[Data excerpts]
++++++

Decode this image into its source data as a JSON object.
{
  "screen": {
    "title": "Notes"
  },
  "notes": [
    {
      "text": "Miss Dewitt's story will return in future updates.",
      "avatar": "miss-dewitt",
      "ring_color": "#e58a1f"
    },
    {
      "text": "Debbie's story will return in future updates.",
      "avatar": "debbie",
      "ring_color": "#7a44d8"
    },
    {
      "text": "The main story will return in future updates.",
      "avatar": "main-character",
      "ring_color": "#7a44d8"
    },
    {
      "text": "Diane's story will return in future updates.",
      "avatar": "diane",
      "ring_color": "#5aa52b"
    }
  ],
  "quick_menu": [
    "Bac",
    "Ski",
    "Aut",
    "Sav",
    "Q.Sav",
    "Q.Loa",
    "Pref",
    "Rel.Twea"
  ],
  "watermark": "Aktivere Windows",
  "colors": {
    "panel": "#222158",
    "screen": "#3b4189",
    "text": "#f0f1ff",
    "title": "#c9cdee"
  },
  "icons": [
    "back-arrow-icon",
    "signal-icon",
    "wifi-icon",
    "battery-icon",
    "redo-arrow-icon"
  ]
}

++++++

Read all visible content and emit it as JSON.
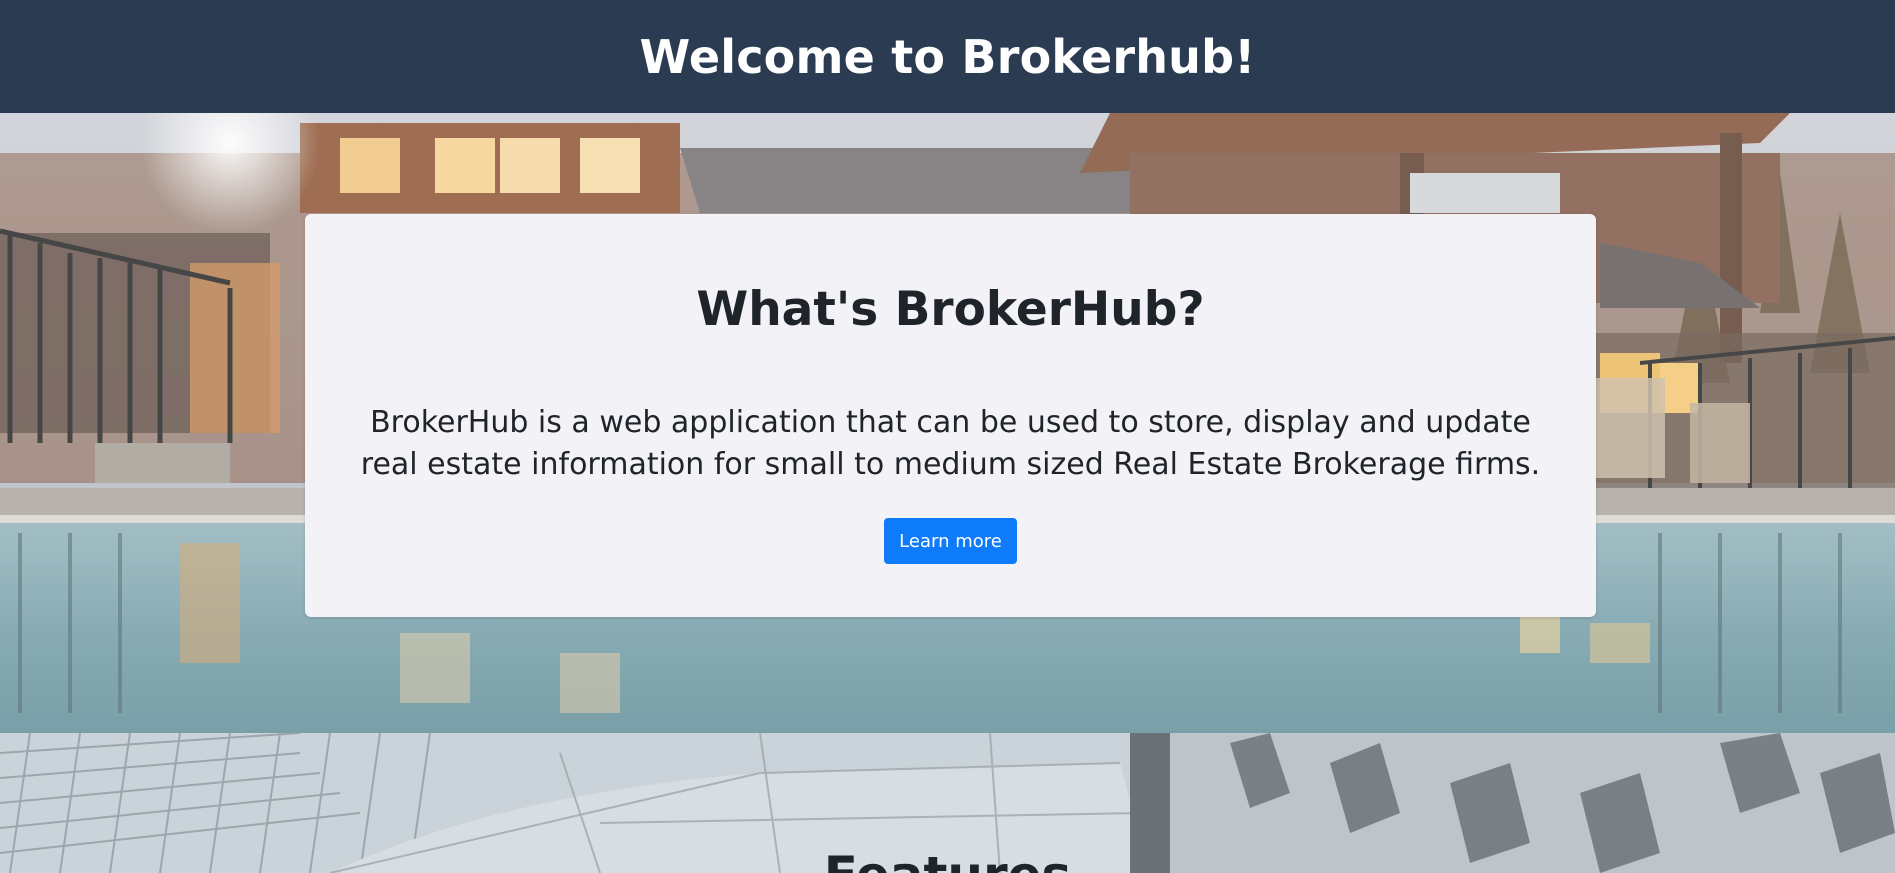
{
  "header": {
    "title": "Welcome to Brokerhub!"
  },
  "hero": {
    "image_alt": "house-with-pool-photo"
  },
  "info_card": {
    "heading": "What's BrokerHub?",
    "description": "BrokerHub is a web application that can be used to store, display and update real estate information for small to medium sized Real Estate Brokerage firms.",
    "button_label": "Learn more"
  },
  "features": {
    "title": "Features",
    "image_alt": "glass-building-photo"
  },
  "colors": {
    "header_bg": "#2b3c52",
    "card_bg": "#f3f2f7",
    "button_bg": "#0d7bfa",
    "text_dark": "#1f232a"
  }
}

++++++

### [Written instruction]
Count each line above in which the string "avatar" appears, then state only the total.

### [Correct response]
4